EXERCISE PROMPT:
Lines holding the string "title" are the ones to copy from this listing.

>>>

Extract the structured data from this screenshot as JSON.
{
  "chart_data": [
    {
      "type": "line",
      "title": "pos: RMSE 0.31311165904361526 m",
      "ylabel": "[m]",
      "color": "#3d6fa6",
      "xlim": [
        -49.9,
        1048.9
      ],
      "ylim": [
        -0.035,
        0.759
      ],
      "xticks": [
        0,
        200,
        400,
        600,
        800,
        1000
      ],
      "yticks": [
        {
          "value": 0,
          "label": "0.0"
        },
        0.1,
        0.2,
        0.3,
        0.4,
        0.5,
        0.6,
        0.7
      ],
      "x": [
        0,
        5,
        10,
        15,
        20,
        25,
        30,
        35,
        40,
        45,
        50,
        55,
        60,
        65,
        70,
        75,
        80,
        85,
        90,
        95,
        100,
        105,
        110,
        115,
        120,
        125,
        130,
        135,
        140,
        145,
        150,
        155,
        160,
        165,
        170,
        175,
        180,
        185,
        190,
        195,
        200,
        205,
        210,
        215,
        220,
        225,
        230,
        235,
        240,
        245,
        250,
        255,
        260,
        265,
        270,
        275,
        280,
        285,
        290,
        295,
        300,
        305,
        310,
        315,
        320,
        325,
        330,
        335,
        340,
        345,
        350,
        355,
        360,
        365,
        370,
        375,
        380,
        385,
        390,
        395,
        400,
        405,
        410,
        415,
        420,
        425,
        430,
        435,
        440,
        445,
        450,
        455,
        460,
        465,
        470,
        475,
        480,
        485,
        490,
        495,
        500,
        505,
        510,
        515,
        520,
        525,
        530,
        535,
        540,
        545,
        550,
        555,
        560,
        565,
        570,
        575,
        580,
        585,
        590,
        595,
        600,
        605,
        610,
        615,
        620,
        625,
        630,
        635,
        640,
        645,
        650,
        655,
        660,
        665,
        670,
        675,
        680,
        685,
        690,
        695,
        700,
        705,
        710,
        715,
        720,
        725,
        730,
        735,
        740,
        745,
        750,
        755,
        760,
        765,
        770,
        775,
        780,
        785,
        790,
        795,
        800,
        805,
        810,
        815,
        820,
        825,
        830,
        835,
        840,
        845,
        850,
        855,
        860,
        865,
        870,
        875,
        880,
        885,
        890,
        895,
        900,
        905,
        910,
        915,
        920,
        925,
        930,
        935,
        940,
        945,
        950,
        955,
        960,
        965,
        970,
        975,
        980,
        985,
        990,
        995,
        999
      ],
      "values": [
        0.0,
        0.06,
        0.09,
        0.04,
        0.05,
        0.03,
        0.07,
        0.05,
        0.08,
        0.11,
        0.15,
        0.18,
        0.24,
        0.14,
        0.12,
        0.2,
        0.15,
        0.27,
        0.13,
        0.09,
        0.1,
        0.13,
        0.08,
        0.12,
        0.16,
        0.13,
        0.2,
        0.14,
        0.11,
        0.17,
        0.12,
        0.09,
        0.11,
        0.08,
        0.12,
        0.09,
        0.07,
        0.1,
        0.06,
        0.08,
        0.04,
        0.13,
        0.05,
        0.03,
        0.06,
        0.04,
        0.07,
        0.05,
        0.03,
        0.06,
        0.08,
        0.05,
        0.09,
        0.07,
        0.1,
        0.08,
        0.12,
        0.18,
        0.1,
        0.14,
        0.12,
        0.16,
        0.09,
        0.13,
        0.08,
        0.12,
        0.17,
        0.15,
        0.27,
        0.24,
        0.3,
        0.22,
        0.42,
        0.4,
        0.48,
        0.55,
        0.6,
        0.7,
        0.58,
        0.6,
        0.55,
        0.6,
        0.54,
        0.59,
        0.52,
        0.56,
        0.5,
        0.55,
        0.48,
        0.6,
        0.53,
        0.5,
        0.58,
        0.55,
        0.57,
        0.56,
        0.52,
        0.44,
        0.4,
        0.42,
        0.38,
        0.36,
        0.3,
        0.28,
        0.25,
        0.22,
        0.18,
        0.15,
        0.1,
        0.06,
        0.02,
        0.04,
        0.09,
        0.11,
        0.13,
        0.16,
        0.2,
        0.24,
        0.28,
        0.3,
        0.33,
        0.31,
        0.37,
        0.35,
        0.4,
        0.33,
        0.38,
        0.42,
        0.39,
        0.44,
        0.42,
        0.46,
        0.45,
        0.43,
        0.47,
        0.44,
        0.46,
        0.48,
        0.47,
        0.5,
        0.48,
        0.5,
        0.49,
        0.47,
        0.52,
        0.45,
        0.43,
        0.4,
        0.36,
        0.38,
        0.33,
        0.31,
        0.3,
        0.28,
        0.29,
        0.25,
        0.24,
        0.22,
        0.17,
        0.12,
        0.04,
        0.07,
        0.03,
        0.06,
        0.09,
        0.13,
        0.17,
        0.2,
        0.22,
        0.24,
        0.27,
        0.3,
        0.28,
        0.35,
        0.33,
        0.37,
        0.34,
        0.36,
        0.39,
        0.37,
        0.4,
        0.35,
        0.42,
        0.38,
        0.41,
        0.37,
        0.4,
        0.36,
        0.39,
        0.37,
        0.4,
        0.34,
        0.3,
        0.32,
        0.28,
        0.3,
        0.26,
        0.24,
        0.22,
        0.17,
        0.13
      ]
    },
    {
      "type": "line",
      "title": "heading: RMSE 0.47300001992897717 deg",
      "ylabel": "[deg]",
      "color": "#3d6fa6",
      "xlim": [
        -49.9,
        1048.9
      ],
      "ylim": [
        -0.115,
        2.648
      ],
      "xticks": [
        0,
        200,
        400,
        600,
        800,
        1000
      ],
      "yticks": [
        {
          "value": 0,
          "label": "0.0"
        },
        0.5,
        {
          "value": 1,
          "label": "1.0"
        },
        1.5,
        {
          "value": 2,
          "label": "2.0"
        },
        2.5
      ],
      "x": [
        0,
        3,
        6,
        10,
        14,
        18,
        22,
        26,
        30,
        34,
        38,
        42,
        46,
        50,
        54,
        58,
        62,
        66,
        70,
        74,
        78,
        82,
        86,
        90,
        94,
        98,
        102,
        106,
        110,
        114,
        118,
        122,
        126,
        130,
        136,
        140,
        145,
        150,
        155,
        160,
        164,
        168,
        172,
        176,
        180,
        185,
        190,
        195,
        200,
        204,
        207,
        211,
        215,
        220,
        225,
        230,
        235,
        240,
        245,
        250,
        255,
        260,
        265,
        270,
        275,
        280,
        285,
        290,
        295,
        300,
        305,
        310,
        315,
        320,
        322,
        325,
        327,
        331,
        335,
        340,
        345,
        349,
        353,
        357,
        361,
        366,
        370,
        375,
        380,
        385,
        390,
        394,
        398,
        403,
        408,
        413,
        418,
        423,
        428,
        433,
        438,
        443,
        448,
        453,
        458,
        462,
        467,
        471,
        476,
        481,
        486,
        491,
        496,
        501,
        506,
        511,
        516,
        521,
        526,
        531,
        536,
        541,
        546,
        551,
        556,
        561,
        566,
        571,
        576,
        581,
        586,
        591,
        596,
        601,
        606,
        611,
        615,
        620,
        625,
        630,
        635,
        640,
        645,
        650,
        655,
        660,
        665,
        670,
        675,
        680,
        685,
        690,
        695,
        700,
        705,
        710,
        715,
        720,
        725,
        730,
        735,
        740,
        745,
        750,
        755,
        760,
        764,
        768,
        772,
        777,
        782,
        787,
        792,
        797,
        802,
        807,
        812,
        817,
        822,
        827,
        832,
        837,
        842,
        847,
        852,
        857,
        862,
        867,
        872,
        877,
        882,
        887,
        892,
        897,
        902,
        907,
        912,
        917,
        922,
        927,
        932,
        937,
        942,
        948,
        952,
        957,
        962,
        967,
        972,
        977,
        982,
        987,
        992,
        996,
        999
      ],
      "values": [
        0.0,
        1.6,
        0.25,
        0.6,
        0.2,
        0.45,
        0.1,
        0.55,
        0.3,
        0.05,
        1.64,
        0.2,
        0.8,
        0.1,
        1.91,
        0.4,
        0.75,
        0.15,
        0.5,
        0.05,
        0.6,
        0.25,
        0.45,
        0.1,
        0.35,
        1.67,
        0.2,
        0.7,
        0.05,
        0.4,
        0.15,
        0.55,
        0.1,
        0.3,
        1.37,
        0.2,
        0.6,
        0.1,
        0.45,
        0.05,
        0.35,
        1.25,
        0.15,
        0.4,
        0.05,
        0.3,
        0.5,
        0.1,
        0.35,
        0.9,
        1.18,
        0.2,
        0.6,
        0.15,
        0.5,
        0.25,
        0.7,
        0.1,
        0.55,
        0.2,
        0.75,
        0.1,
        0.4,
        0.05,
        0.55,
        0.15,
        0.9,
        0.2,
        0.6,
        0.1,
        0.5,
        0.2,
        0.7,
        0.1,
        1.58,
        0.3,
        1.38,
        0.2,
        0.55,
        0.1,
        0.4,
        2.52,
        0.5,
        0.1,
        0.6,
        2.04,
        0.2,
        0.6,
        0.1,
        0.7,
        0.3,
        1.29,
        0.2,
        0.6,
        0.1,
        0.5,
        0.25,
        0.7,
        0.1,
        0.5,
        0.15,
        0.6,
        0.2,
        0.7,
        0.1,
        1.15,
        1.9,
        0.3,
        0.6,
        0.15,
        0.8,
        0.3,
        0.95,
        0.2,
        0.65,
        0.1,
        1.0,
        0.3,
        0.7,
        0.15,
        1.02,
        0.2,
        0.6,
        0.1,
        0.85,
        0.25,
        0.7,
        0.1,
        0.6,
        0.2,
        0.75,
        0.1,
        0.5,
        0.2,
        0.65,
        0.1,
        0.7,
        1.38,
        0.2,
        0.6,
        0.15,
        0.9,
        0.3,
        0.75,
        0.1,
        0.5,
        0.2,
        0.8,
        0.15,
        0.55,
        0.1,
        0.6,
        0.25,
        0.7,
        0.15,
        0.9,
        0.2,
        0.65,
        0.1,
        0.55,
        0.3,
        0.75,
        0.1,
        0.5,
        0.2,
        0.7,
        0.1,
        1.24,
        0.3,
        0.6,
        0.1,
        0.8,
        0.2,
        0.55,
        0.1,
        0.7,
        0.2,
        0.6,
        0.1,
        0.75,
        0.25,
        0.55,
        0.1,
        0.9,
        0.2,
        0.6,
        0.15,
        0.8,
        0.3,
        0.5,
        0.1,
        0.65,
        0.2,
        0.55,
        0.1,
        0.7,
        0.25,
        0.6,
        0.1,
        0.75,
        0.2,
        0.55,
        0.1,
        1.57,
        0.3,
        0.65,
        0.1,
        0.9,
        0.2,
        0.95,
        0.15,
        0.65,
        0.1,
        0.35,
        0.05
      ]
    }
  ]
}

<<<

EXERCISE OUTPUT:
      "title": "pos: RMSE 0.31311165904361526 m",
      "title": "heading: RMSE 0.47300001992897717 deg",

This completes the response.